[Dataset rows]
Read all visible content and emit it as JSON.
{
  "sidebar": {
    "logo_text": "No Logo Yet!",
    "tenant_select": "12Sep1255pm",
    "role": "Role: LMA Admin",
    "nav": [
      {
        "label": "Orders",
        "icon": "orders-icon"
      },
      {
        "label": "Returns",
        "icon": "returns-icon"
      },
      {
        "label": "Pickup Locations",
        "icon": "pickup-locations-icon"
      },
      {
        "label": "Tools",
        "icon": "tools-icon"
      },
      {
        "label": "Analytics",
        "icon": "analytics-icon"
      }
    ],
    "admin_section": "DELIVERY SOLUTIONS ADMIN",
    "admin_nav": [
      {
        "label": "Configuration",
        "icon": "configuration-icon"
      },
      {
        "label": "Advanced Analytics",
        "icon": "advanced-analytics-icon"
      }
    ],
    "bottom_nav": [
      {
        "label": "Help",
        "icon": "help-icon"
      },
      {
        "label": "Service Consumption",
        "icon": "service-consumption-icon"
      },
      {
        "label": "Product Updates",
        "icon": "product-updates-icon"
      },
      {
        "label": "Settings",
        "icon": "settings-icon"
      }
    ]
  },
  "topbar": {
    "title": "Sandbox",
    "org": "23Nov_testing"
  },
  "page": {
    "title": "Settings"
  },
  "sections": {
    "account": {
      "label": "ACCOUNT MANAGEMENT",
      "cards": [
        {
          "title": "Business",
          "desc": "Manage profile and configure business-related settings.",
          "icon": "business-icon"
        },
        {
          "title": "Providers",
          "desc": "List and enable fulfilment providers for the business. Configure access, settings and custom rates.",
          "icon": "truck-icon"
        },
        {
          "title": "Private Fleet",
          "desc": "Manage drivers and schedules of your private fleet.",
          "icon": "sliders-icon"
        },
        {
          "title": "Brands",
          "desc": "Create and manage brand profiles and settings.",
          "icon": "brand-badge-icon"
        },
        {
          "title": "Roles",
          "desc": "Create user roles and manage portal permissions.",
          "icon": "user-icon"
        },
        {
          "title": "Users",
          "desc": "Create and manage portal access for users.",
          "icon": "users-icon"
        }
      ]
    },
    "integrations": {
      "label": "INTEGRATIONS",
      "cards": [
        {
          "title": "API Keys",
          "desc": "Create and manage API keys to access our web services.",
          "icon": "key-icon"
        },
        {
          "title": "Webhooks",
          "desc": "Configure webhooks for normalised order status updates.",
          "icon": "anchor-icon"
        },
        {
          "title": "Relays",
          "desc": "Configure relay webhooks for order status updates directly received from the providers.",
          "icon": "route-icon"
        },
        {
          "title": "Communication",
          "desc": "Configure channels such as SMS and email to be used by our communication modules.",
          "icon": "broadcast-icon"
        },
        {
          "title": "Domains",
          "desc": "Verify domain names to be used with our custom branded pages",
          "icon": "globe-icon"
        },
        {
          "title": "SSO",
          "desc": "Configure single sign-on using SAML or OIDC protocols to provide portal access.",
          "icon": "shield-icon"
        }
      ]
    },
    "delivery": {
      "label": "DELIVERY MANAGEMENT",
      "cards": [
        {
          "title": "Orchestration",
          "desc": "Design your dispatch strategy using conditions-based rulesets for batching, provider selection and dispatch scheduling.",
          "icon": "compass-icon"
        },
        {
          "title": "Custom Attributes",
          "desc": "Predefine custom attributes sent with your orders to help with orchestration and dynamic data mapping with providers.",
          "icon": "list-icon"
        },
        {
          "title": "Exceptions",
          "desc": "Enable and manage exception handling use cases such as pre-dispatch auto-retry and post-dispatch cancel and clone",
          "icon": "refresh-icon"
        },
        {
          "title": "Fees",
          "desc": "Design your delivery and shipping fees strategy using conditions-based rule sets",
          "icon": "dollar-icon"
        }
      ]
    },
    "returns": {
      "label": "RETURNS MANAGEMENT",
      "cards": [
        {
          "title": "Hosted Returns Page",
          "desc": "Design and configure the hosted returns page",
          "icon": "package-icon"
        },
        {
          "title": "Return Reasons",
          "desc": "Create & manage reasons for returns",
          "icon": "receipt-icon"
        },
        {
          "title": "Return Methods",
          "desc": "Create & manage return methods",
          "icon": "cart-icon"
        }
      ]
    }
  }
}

### Job:
In the material above, show every line where the word "with" turns up.

### Solution to this task:
          "desc": "Verify domain names to be used with our custom branded pages",
          "desc": "Predefine custom attributes sent with your orders to help with orchestration and dynamic data mapping with providers.",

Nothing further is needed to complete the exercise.